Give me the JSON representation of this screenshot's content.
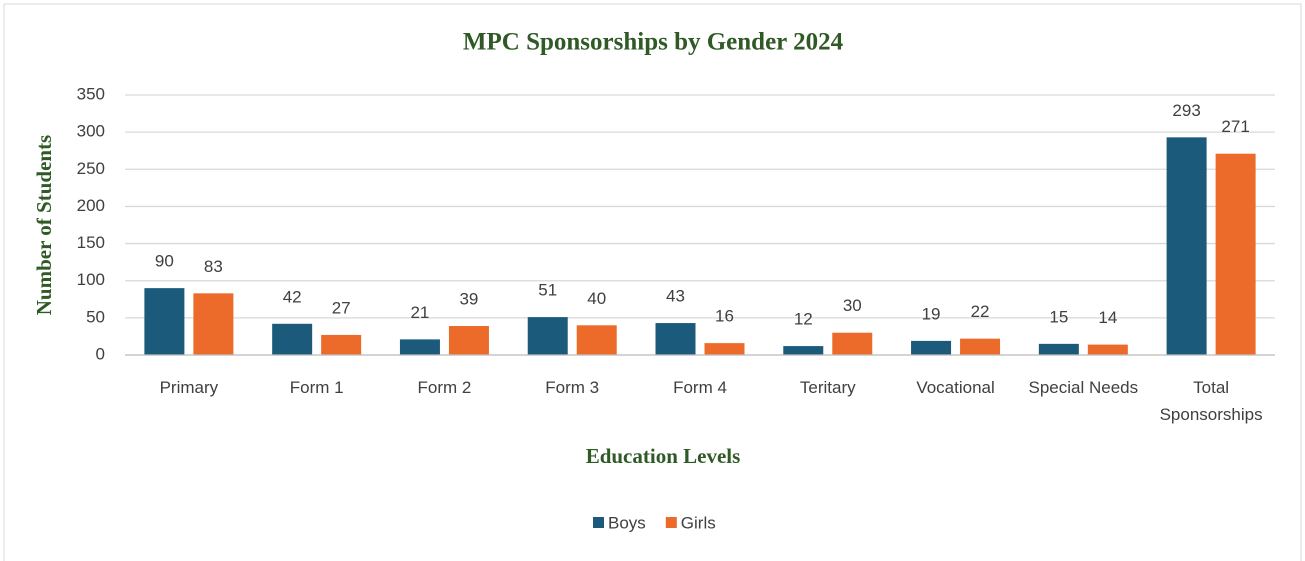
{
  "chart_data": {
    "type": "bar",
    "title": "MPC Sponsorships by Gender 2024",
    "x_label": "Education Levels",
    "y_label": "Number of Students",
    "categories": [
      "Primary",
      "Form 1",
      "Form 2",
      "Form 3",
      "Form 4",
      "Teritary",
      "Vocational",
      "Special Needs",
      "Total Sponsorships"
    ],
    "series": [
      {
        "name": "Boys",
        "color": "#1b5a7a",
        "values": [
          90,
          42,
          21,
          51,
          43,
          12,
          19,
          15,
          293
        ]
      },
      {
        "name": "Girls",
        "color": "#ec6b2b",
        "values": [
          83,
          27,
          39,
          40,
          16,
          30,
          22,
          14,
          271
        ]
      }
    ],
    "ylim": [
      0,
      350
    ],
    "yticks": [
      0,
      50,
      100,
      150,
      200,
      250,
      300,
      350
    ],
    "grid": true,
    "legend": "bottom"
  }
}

[What to do]
Determine how many lines of the listing hold the word "Sponsorships" and reply with that figure alone.

[Task answer]
2